● PROBLEM DETAILS
Your task is to write out the lines from the line containing "Transcribe the text in this document." through the last line of the material, exactly.

Dataset entries:
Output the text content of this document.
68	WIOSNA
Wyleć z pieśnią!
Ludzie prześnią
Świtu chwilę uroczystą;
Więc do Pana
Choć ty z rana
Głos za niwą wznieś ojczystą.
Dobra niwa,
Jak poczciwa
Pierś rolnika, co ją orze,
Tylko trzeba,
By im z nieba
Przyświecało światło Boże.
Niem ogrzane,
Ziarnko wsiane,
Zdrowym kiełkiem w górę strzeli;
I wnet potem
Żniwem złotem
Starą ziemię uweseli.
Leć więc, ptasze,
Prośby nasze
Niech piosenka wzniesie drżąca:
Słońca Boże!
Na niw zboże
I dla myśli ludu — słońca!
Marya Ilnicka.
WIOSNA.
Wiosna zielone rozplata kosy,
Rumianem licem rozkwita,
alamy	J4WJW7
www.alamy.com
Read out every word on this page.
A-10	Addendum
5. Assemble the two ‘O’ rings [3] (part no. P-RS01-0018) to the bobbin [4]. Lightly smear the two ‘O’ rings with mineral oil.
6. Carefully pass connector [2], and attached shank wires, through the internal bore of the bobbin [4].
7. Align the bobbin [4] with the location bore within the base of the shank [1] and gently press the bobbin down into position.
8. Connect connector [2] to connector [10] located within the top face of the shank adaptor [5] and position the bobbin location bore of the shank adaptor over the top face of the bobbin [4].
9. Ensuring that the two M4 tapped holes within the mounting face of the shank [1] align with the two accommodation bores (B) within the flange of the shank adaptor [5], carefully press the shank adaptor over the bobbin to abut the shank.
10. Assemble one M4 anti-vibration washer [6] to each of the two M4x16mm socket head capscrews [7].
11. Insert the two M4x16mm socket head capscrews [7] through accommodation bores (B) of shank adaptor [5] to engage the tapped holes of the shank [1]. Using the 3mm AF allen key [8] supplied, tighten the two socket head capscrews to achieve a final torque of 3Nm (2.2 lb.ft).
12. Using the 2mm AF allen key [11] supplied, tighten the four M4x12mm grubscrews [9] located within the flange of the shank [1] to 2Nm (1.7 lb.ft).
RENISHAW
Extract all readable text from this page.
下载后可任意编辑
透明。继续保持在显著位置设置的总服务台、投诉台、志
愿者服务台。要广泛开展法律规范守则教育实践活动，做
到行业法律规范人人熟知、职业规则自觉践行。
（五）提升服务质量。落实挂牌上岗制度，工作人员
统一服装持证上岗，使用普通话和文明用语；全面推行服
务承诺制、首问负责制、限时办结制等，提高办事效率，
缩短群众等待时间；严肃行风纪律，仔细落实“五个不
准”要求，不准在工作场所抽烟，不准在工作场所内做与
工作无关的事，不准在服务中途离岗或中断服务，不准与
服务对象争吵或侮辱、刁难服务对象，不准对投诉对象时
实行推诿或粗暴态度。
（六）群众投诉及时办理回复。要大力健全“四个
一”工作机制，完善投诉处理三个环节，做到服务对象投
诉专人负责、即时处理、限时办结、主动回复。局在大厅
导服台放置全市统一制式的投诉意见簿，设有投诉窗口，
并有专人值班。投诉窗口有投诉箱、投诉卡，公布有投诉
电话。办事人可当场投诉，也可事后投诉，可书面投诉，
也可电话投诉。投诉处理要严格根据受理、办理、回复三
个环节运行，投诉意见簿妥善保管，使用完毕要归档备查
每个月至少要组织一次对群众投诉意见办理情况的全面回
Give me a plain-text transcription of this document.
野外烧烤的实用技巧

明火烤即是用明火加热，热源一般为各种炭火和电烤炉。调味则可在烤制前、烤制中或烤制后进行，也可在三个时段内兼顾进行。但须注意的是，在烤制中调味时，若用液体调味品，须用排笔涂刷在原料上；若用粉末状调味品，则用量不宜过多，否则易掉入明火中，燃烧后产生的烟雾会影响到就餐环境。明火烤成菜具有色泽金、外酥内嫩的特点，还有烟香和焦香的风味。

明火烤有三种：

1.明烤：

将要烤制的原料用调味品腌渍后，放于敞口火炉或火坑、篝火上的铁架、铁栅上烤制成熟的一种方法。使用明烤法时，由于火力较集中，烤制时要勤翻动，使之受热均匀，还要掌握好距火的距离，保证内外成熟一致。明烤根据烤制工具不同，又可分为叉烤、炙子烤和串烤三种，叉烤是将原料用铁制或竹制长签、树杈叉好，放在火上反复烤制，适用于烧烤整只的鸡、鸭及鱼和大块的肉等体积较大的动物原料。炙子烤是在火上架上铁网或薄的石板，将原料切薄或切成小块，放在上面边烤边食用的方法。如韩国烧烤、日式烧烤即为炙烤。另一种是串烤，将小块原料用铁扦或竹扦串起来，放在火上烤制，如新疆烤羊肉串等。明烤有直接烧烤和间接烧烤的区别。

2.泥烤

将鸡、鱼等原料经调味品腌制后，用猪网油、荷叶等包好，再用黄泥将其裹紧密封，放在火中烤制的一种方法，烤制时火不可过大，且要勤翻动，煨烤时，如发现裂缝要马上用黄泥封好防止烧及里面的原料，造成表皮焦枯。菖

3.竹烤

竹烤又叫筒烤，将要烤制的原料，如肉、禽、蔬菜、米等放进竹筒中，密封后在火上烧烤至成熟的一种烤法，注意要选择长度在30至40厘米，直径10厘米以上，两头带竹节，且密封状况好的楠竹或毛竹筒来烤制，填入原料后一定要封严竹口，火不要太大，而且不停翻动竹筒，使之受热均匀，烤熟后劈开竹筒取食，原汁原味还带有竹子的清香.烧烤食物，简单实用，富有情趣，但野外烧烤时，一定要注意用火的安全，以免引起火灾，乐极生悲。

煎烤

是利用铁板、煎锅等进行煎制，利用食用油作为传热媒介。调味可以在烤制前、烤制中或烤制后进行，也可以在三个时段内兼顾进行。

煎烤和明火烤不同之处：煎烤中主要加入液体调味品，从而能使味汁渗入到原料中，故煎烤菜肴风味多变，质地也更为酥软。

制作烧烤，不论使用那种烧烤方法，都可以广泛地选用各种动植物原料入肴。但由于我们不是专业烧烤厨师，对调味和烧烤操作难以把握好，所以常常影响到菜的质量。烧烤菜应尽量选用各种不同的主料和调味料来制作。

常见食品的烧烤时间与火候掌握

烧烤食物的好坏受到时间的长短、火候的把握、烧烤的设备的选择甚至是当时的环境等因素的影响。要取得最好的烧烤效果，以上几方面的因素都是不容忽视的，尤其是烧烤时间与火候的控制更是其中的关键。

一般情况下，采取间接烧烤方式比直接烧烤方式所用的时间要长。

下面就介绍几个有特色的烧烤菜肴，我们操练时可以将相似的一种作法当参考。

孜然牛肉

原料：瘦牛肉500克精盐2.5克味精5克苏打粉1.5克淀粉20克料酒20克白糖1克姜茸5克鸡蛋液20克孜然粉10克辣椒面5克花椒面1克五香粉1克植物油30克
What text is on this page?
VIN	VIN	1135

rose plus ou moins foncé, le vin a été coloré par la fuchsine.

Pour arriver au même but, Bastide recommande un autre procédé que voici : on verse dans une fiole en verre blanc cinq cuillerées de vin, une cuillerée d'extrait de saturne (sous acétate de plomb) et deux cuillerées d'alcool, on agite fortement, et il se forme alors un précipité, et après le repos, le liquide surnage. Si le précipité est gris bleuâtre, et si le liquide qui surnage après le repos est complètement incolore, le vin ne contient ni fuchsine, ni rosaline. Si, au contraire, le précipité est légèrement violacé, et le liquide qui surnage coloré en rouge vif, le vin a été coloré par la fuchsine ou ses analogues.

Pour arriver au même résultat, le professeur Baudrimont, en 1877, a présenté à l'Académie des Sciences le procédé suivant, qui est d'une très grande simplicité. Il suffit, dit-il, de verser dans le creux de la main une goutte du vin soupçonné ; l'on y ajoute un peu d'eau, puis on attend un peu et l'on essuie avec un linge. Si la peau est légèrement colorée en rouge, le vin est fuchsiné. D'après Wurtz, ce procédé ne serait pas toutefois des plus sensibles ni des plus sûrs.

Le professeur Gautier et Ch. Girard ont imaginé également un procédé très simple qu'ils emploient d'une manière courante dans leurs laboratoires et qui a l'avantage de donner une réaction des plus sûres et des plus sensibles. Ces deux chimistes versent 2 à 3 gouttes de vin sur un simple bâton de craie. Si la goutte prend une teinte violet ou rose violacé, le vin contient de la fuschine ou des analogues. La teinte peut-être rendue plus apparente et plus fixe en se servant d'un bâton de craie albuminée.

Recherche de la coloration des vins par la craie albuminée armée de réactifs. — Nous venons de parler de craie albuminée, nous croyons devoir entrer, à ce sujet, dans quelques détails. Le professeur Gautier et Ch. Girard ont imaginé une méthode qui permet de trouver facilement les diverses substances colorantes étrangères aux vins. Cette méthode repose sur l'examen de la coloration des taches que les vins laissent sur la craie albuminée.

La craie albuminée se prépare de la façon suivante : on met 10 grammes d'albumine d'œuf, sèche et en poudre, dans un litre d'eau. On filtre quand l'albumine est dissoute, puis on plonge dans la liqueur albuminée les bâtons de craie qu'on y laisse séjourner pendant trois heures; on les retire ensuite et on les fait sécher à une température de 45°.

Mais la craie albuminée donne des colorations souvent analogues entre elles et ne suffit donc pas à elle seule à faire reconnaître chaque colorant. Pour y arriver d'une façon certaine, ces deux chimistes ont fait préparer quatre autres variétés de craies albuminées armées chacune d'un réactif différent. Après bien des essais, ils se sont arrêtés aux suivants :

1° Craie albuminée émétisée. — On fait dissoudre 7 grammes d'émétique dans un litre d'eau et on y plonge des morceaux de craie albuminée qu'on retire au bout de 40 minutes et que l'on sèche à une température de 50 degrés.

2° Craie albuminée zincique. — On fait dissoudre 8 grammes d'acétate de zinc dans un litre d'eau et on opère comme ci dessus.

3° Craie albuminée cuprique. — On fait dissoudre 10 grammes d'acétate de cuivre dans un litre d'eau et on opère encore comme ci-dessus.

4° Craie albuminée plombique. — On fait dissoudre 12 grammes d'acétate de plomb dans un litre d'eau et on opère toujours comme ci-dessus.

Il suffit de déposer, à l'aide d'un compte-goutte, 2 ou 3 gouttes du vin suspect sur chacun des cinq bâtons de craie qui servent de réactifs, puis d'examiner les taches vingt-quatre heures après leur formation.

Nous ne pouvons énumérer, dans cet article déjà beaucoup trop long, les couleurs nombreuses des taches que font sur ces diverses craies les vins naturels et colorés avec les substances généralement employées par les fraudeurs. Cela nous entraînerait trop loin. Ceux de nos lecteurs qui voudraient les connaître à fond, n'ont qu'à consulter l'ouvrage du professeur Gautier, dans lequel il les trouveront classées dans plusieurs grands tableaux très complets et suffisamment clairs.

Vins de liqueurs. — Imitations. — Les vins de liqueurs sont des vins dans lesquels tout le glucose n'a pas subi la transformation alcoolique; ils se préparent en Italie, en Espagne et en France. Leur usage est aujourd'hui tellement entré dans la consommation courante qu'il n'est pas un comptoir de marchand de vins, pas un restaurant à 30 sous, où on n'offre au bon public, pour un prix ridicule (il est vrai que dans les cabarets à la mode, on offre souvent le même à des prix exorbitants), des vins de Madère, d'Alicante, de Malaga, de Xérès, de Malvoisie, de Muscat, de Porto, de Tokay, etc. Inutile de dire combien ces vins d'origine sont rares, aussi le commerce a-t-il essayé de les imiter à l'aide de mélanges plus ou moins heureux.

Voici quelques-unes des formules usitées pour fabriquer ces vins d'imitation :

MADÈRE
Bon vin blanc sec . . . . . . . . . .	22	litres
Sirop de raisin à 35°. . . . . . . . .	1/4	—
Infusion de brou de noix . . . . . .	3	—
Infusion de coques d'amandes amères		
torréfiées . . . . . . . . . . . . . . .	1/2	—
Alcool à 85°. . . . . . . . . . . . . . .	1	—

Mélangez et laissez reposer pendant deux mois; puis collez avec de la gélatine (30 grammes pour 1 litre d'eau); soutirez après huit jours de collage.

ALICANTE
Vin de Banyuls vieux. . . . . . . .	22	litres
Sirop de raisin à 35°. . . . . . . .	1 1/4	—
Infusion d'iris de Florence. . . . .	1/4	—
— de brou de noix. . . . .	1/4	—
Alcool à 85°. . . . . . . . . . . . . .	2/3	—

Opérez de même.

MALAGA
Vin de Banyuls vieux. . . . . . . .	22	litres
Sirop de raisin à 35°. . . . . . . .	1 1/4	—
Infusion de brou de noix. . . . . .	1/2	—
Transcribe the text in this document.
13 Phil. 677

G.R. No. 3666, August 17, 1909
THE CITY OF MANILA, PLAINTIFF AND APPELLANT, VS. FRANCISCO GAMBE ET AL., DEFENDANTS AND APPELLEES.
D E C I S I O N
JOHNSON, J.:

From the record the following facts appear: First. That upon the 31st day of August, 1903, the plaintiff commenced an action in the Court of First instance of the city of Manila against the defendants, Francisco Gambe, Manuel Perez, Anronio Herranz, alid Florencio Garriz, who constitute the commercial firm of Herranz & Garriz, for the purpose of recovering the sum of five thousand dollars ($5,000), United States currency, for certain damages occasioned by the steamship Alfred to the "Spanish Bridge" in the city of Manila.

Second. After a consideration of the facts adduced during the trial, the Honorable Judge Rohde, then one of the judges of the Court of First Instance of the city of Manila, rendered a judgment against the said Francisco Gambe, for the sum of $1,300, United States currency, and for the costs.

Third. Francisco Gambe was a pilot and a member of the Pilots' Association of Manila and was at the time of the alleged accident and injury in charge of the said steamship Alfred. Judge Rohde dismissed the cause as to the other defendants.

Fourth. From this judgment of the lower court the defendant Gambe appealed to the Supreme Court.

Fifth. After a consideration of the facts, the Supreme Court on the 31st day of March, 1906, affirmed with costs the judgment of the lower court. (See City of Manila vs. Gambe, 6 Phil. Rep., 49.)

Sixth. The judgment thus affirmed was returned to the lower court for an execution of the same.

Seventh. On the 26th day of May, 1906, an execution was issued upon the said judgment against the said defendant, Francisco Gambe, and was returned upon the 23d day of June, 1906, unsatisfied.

● RESPONSE TO THIS EXERCISE
Transcribe the text in this document.
13 Phil. 677

G.R. No. 3666, August 17, 1909
THE CITY OF MANILA, PLAINTIFF AND APPELLANT, VS. FRANCISCO GAMBE ET AL., DEFENDANTS AND APPELLEES.
D E C I S I O N
JOHNSON, J.:

From the record the following facts appear: First. That upon the 31st day of August, 1903, the plaintiff commenced an action in the Court of First instance of the city of Manila against the defendants, Francisco Gambe, Manuel Perez, Anronio Herranz, alid Florencio Garriz, who constitute the commercial firm of Herranz & Garriz, for the purpose of recovering the sum of five thousand dollars ($5,000), United States currency, for certain damages occasioned by the steamship Alfred to the "Spanish Bridge" in the city of Manila.

Second. After a consideration of the facts adduced during the trial, the Honorable Judge Rohde, then one of the judges of the Court of First Instance of the city of Manila, rendered a judgment against the said Francisco Gambe, for the sum of $1,300, United States currency, and for the costs.

Third. Francisco Gambe was a pilot and a member of the Pilots' Association of Manila and was at the time of the alleged accident and injury in charge of the said steamship Alfred. Judge Rohde dismissed the cause as to the other defendants.

Fourth. From this judgment of the lower court the defendant Gambe appealed to the Supreme Court.

Fifth. After a consideration of the facts, the Supreme Court on the 31st day of March, 1906, affirmed with costs the judgment of the lower court. (See City of Manila vs. Gambe, 6 Phil. Rep., 49.)

Sixth. The judgment thus affirmed was returned to the lower court for an execution of the same.

Seventh. On the 26th day of May, 1906, an execution was issued upon the said judgment against the said defendant, Francisco Gambe, and was returned upon the 23d day of June, 1906, unsatisfied.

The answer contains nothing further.